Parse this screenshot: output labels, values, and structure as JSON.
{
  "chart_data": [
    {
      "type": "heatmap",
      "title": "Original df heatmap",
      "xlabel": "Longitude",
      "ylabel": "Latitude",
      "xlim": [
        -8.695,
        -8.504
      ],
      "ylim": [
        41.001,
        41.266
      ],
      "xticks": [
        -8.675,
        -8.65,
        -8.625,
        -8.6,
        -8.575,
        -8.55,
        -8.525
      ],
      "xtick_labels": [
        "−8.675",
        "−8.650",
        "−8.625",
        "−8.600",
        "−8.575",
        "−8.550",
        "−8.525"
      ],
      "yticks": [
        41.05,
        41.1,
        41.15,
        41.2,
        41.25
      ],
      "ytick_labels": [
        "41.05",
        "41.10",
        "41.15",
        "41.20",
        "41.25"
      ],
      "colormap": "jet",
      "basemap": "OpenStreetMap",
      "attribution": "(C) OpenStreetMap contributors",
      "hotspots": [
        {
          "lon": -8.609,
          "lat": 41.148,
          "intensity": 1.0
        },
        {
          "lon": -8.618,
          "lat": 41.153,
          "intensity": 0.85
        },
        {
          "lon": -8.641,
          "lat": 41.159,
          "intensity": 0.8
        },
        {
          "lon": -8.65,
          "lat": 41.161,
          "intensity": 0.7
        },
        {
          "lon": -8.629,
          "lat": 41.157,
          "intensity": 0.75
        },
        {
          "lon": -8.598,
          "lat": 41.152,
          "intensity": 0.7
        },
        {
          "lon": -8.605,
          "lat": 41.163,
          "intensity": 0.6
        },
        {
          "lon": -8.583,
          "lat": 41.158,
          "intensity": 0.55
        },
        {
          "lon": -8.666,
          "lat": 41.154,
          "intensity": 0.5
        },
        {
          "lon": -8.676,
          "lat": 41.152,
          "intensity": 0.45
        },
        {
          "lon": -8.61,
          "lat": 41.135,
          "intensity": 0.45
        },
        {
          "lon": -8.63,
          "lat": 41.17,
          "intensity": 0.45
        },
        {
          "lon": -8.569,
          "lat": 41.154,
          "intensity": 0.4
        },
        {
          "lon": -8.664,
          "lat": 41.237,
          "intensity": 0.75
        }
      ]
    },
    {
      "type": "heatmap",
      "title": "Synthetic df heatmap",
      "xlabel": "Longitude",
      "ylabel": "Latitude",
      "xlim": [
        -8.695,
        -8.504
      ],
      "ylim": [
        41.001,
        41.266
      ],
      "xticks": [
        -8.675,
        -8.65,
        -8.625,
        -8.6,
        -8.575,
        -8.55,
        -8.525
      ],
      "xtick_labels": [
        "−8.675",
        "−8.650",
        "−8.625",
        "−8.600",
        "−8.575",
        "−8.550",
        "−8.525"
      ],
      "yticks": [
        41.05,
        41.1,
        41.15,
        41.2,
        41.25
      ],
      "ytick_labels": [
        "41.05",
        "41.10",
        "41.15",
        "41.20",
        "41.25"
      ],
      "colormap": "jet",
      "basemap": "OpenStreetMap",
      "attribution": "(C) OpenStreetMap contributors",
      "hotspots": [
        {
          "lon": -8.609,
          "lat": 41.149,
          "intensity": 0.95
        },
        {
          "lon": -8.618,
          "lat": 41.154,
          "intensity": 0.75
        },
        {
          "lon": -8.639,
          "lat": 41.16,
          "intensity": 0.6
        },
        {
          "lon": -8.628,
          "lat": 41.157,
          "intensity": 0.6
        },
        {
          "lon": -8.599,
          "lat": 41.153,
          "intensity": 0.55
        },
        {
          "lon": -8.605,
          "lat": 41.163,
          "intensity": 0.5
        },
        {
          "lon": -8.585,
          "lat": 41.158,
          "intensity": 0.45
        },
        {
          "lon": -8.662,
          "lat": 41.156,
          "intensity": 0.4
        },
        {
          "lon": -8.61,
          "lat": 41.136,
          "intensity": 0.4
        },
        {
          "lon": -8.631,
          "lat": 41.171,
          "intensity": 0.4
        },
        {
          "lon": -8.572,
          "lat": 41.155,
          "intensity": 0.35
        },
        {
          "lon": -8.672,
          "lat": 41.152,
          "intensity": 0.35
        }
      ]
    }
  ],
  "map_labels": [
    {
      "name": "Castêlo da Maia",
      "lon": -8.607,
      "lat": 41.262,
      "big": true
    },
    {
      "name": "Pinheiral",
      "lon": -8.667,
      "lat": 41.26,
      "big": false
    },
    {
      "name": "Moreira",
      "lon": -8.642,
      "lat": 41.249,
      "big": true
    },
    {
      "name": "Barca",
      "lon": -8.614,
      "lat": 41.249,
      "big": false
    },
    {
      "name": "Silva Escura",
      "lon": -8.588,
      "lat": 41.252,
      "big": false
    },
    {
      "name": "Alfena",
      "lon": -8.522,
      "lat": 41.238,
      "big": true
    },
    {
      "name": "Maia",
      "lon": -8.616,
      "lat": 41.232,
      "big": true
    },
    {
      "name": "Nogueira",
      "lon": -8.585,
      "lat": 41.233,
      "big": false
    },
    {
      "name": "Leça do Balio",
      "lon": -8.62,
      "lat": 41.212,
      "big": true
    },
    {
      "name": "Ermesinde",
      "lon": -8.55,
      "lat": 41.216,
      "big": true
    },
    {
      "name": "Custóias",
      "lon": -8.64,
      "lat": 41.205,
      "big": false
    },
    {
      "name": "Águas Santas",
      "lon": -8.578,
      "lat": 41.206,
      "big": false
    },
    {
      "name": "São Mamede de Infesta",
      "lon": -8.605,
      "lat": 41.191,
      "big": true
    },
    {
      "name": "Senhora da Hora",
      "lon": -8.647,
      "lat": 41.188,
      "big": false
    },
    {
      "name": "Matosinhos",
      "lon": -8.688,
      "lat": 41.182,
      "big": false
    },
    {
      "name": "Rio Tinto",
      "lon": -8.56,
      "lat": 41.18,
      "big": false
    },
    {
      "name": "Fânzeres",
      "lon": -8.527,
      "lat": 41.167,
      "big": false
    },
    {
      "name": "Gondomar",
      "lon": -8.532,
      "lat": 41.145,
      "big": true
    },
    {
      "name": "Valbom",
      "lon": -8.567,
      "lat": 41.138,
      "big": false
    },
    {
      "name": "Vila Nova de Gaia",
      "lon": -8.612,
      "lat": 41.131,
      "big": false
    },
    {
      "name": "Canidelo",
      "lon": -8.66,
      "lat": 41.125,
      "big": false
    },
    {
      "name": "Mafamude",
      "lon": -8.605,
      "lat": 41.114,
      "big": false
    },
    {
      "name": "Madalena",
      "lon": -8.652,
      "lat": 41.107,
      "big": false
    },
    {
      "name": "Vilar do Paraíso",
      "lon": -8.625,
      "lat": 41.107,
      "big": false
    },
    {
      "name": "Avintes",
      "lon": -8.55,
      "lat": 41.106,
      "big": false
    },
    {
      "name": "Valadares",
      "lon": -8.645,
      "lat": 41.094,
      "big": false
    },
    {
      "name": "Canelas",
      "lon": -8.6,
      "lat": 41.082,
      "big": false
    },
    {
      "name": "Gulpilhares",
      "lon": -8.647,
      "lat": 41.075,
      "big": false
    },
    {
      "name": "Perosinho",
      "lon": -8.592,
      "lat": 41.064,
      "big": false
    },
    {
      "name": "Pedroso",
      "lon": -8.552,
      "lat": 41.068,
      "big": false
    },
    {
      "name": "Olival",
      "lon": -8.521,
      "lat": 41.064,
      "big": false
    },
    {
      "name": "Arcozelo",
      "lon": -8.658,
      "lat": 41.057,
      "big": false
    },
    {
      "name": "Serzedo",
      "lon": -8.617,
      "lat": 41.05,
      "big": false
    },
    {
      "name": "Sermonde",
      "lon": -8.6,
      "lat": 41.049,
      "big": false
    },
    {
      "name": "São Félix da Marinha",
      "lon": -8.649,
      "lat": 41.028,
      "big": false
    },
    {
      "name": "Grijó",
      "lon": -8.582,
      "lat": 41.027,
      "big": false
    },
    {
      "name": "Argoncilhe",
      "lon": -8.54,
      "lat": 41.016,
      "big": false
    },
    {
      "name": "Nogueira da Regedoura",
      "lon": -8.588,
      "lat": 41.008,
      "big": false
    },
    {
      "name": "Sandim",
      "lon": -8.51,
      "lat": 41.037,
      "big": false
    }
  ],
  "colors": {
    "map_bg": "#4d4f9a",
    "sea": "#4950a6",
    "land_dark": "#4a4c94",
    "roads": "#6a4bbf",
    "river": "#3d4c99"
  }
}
++++
**Challenge**: Scan the data for the word "heatmap" and copy every line where it shows up.

**Full output**:
      "type": "heatmap",
      "title": "Original df heatmap",
      "type": "heatmap",
      "title": "Synthetic df heatmap",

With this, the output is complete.